### [RECORD LIST]

++++

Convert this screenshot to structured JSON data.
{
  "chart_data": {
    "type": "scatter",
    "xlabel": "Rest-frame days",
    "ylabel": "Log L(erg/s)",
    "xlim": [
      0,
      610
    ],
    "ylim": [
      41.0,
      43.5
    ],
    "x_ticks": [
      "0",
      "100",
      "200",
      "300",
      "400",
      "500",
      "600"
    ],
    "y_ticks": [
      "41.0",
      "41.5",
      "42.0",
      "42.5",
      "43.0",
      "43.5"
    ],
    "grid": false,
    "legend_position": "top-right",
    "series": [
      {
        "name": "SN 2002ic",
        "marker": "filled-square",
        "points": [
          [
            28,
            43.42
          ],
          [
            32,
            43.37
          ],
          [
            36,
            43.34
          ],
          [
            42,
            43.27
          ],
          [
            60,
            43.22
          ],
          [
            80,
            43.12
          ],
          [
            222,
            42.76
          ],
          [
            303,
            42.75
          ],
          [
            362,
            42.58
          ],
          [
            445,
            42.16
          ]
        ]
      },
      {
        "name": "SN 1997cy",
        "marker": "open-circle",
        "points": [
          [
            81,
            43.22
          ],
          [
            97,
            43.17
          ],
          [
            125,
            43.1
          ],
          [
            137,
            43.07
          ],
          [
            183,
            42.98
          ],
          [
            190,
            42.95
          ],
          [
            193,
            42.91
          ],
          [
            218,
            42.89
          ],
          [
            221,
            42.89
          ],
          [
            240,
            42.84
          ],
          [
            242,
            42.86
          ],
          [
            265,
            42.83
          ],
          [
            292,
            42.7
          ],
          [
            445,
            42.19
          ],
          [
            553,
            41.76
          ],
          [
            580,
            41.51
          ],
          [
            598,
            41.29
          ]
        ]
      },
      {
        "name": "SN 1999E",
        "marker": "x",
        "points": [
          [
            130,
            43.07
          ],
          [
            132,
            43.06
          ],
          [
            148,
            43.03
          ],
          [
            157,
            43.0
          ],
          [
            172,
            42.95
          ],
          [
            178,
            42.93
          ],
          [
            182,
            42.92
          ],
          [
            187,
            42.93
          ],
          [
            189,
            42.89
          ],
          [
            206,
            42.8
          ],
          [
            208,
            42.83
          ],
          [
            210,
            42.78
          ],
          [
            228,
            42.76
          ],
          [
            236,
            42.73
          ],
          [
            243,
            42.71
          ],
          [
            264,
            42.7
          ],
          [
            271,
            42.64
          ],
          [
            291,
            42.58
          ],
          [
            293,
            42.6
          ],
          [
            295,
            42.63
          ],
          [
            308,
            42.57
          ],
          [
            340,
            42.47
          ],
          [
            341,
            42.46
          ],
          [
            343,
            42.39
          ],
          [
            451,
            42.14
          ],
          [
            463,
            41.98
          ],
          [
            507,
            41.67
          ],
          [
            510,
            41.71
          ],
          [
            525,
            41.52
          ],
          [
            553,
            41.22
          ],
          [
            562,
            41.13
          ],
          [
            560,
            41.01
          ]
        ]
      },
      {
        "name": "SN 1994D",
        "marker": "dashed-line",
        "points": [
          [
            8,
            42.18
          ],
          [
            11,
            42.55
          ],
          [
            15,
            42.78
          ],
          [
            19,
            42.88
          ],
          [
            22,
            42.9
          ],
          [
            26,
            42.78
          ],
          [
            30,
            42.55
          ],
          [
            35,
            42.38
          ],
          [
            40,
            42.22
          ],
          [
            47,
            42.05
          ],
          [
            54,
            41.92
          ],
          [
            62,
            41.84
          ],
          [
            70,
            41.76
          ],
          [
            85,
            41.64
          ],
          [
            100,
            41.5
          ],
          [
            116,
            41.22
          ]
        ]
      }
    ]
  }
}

++++

### [THE EXERCISE]
Retype every entry above, word for word.

### [SOLVED PROBLEM]
Convert this screenshot to structured JSON data.
{
  "chart_data": {
    "type": "scatter",
    "xlabel": "Rest-frame days",
    "ylabel": "Log L(erg/s)",
    "xlim": [
      0,
      610
    ],
    "ylim": [
      41.0,
      43.5
    ],
    "x_ticks": [
      "0",
      "100",
      "200",
      "300",
      "400",
      "500",
      "600"
    ],
    "y_ticks": [
      "41.0",
      "41.5",
      "42.0",
      "42.5",
      "43.0",
      "43.5"
    ],
    "grid": false,
    "legend_position": "top-right",
    "series": [
      {
        "name": "SN 2002ic",
        "marker": "filled-square",
        "points": [
          [
            28,
            43.42
          ],
          [
            32,
            43.37
          ],
          [
            36,
            43.34
          ],
          [
            42,
            43.27
          ],
          [
            60,
            43.22
          ],
          [
            80,
            43.12
          ],
          [
            222,
            42.76
          ],
          [
            303,
            42.75
          ],
          [
            362,
            42.58
          ],
          [
            445,
            42.16
          ]
        ]
      },
      {
        "name": "SN 1997cy",
        "marker": "open-circle",
        "points": [
          [
            81,
            43.22
          ],
          [
            97,
            43.17
          ],
          [
            125,
            43.1
          ],
          [
            137,
            43.07
          ],
          [
            183,
            42.98
          ],
          [
            190,
            42.95
          ],
          [
            193,
            42.91
          ],
          [
            218,
            42.89
          ],
          [
            221,
            42.89
          ],
          [
            240,
            42.84
          ],
          [
            242,
            42.86
          ],
          [
            265,
            42.83
          ],
          [
            292,
            42.7
          ],
          [
            445,
            42.19
          ],
          [
            553,
            41.76
          ],
          [
            580,
            41.51
          ],
          [
            598,
            41.29
          ]
        ]
      },
      {
        "name": "SN 1999E",
        "marker": "x",
        "points": [
          [
            130,
            43.07
          ],
          [
            132,
            43.06
          ],
          [
            148,
            43.03
          ],
          [
            157,
            43.0
          ],
          [
            172,
            42.95
          ],
          [
            178,
            42.93
          ],
          [
            182,
            42.92
          ],
          [
            187,
            42.93
          ],
          [
            189,
            42.89
          ],
          [
            206,
            42.8
          ],
          [
            208,
            42.83
          ],
          [
            210,
            42.78
          ],
          [
            228,
            42.76
          ],
          [
            236,
            42.73
          ],
          [
            243,
            42.71
          ],
          [
            264,
            42.7
          ],
          [
            271,
            42.64
          ],
          [
            291,
            42.58
          ],
          [
            293,
            42.6
          ],
          [
            295,
            42.63
          ],
          [
            308,
            42.57
          ],
          [
            340,
            42.47
          ],
          [
            341,
            42.46
          ],
          [
            343,
            42.39
          ],
          [
            451,
            42.14
          ],
          [
            463,
            41.98
          ],
          [
            507,
            41.67
          ],
          [
            510,
            41.71
          ],
          [
            525,
            41.52
          ],
          [
            553,
            41.22
          ],
          [
            562,
            41.13
          ],
          [
            560,
            41.01
          ]
        ]
      },
      {
        "name": "SN 1994D",
        "marker": "dashed-line",
        "points": [
          [
            8,
            42.18
          ],
          [
            11,
            42.55
          ],
          [
            15,
            42.78
          ],
          [
            19,
            42.88
          ],
          [
            22,
            42.9
          ],
          [
            26,
            42.78
          ],
          [
            30,
            42.55
          ],
          [
            35,
            42.38
          ],
          [
            40,
            42.22
          ],
          [
            47,
            42.05
          ],
          [
            54,
            41.92
          ],
          [
            62,
            41.84
          ],
          [
            70,
            41.76
          ],
          [
            85,
            41.64
          ],
          [
            100,
            41.5
          ],
          [
            116,
            41.22
          ]
        ]
      }
    ]
  }
}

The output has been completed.